STATED GOAL ->
Below are some records. Say how many of their lines include the string "субъектов", giving only the number.

(Dataset items)

====

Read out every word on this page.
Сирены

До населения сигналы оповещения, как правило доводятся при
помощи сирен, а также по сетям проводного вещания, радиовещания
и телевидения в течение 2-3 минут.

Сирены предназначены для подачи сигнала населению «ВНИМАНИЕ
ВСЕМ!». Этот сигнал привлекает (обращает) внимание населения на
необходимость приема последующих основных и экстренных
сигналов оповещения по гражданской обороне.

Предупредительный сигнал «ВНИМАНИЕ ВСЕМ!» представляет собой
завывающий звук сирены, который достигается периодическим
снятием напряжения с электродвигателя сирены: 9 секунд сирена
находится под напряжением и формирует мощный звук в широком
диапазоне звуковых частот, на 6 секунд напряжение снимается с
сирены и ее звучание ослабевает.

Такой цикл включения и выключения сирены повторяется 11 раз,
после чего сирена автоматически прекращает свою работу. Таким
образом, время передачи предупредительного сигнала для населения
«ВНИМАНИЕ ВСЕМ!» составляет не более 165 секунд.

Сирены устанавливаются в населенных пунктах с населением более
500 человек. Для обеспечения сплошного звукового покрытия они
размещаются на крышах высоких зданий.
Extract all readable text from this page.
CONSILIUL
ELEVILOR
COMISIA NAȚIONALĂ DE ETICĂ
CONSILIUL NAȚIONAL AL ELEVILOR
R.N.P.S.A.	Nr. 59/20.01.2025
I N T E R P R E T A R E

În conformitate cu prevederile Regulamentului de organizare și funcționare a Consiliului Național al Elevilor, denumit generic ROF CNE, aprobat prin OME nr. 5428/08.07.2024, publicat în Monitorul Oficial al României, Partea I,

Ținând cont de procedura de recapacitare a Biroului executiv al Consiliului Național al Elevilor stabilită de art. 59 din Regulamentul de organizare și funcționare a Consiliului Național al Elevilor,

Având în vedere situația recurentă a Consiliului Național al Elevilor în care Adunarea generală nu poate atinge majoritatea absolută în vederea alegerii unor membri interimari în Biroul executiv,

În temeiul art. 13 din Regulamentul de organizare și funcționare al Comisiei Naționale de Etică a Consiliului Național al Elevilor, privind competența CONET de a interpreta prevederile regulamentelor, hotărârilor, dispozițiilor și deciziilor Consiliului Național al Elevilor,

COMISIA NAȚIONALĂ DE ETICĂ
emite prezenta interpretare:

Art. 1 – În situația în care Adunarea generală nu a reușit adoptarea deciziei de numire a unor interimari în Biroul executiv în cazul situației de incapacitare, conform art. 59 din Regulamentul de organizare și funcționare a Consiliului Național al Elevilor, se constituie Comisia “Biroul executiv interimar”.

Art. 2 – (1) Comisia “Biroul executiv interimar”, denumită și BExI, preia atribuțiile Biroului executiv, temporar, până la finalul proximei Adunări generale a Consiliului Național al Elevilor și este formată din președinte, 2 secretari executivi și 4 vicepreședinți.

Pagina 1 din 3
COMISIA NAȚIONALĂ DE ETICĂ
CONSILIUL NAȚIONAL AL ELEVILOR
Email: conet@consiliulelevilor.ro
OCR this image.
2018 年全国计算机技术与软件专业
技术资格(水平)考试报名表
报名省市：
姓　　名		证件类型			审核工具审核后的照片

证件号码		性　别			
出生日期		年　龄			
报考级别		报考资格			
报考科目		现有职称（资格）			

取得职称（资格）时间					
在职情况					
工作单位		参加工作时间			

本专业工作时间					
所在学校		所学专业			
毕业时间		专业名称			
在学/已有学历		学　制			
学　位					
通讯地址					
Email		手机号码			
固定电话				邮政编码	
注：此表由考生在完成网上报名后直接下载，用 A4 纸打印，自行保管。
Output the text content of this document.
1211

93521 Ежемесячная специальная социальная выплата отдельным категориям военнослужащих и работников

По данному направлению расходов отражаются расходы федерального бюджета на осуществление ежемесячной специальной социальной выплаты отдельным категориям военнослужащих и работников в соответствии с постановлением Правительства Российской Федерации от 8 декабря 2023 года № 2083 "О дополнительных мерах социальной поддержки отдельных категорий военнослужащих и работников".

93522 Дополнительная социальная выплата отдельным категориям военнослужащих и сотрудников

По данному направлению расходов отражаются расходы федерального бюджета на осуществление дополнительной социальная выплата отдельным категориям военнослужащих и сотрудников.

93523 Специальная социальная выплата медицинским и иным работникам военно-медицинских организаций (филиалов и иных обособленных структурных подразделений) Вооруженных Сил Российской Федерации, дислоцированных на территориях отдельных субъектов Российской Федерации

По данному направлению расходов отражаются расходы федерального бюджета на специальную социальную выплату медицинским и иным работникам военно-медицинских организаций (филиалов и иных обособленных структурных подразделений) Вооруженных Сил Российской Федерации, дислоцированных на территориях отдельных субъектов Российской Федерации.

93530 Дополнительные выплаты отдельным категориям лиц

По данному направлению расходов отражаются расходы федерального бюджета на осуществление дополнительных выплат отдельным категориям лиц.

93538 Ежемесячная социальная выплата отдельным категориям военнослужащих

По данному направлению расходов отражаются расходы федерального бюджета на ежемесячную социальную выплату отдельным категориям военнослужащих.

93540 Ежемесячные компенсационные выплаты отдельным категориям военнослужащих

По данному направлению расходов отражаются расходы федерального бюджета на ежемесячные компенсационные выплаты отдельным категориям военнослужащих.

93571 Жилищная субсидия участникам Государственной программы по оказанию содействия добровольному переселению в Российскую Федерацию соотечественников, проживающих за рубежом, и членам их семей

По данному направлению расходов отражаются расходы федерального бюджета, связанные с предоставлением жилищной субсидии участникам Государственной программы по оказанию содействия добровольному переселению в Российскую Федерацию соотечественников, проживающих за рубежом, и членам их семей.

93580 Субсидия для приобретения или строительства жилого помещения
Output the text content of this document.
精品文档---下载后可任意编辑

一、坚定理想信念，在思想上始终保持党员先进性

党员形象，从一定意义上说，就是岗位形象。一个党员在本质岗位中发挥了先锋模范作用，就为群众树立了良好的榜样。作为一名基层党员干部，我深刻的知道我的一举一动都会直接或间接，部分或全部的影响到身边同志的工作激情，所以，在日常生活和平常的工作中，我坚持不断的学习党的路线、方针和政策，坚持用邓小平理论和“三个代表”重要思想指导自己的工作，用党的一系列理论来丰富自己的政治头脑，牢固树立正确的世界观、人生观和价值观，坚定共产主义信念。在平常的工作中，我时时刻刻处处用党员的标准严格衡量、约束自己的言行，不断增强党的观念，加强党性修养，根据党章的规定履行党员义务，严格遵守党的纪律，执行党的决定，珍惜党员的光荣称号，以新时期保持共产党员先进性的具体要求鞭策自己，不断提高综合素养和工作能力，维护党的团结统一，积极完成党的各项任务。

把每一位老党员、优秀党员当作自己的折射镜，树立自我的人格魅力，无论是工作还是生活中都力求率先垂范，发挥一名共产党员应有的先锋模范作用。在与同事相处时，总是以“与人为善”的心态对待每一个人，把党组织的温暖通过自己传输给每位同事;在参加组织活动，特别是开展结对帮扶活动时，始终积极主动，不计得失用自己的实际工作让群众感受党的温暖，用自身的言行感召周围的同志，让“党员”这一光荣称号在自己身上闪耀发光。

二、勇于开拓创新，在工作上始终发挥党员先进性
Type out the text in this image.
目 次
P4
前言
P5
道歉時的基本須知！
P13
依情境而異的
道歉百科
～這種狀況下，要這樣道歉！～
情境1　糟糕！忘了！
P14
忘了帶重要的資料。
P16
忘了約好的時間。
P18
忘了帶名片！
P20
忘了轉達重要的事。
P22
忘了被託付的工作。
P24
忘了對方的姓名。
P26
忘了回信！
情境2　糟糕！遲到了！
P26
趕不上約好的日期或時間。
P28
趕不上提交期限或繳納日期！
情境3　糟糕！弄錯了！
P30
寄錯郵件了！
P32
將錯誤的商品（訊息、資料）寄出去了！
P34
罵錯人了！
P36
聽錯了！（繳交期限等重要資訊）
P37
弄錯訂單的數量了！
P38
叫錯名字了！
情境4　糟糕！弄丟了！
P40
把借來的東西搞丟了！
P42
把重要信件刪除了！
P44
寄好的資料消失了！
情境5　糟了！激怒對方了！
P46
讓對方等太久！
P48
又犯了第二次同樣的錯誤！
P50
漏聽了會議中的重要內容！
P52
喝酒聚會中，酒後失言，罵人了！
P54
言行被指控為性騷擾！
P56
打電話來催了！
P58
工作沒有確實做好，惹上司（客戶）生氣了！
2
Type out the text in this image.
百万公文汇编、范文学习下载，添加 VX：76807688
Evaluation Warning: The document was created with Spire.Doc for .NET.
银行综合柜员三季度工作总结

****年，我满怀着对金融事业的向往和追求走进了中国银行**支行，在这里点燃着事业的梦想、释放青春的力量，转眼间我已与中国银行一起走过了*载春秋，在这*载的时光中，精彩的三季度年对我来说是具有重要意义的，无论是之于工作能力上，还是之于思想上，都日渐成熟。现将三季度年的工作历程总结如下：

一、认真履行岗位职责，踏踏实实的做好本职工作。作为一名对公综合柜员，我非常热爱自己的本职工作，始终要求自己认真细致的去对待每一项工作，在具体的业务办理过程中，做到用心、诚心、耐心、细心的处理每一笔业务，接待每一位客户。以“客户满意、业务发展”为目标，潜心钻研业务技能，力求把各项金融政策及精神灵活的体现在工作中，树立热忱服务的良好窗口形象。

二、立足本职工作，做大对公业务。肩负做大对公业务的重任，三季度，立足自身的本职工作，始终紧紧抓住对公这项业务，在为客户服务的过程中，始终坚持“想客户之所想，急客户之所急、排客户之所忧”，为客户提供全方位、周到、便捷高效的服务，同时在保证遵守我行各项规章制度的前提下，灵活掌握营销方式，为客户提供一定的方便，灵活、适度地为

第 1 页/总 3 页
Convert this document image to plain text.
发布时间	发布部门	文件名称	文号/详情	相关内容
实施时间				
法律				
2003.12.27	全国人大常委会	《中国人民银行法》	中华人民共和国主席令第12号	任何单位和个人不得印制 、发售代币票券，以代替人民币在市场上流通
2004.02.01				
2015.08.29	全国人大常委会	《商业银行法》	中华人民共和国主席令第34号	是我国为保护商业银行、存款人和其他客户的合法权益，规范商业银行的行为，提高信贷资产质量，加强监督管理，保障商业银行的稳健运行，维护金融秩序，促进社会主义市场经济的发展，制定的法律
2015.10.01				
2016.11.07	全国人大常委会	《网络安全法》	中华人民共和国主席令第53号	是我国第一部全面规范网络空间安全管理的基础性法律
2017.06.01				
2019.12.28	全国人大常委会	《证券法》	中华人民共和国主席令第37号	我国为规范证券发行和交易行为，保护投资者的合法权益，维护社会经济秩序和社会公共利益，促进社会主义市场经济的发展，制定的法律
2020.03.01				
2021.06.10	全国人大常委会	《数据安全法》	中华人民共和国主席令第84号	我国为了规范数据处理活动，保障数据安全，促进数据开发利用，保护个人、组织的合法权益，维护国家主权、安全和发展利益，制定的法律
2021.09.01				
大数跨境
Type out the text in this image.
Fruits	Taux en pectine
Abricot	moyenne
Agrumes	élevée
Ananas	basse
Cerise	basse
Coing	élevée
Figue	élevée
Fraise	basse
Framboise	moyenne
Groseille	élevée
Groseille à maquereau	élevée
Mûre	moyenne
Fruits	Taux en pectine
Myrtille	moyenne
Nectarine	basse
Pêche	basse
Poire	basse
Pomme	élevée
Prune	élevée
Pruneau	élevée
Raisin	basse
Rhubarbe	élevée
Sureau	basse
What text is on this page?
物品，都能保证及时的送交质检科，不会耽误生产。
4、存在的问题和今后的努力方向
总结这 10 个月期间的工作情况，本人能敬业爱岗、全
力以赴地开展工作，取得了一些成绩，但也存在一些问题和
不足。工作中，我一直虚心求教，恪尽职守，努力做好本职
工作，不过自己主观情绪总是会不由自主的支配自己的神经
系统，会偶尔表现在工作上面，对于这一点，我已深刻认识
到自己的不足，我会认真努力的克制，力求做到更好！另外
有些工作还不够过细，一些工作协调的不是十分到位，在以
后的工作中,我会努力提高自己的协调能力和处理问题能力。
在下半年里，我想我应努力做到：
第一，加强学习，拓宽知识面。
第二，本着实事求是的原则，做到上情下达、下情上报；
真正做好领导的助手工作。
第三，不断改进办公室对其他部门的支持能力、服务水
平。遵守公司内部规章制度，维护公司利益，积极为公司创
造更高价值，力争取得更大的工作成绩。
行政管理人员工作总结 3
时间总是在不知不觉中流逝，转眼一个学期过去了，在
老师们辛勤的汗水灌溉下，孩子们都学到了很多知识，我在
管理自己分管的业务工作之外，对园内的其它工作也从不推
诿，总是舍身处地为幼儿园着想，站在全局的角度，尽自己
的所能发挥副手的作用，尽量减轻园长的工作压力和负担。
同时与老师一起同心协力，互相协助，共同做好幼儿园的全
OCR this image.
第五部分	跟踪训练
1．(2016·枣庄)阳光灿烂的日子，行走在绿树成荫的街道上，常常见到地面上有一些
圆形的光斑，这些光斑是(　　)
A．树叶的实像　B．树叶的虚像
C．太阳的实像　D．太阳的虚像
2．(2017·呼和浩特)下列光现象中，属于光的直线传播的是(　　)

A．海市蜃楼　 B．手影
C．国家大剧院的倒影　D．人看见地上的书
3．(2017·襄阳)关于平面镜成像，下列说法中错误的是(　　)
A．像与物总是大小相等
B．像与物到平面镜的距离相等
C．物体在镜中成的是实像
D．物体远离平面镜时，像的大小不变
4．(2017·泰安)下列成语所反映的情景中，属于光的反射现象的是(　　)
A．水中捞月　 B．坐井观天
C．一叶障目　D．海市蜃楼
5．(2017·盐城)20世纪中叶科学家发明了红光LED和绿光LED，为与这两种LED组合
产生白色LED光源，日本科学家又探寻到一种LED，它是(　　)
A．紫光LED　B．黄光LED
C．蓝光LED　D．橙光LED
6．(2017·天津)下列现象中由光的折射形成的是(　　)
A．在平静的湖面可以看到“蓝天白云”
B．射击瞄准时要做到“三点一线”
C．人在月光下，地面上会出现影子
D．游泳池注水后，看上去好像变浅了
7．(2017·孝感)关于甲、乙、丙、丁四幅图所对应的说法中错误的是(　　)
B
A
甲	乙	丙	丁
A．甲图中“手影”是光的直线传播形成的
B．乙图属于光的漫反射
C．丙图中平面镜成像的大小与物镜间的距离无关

====

WRITTEN RESPONSE ->
2